SET EXERCISE — Find each line containing the string "name". Copy it.

DATA FOR THIS TASK —
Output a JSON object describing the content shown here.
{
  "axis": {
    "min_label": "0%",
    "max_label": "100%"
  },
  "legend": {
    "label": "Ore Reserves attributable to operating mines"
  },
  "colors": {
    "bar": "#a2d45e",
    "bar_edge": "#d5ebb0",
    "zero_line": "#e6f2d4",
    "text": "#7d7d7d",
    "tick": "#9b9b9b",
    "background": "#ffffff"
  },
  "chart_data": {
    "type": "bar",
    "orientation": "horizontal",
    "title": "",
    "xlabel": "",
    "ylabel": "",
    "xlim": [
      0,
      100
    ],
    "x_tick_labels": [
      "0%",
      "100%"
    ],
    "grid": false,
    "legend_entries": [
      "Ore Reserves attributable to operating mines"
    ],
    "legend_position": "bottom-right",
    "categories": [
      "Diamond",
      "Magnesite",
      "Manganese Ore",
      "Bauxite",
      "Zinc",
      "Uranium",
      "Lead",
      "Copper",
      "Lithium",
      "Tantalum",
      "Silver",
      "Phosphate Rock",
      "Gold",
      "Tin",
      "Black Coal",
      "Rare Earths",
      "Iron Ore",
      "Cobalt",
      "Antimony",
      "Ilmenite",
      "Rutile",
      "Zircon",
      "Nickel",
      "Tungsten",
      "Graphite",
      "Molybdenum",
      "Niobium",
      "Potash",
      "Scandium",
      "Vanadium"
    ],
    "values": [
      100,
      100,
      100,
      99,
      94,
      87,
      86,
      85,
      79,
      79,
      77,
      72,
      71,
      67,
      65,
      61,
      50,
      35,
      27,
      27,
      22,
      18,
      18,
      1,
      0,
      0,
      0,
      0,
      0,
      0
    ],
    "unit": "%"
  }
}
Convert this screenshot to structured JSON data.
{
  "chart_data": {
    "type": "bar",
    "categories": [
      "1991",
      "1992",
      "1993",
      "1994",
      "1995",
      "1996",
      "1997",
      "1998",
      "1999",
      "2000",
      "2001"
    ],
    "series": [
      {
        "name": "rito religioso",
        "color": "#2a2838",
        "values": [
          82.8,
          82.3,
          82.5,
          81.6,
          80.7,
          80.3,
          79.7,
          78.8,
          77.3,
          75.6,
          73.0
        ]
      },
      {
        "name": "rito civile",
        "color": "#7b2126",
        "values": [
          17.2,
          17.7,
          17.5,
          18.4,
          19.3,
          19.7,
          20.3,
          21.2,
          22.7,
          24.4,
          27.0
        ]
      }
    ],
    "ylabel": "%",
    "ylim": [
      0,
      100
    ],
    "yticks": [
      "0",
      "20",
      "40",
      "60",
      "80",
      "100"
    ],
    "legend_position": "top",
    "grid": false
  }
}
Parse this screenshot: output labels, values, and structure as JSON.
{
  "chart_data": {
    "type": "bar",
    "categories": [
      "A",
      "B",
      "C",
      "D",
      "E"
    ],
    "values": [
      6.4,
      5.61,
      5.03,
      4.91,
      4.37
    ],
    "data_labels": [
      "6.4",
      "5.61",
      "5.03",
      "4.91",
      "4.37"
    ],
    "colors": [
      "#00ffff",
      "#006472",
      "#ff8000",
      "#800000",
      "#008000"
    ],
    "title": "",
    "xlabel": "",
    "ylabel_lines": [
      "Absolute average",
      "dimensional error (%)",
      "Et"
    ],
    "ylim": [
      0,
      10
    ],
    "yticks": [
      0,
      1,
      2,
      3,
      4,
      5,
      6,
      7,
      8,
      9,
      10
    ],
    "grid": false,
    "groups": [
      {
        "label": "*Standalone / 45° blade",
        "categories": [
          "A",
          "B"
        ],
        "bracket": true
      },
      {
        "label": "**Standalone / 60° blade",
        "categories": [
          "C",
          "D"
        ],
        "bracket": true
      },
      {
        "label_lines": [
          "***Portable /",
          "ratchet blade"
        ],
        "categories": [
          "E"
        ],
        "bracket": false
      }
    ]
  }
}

OUTPUT FOR THIS TASK —
        "name": "rito religioso",
        "name": "rito civile",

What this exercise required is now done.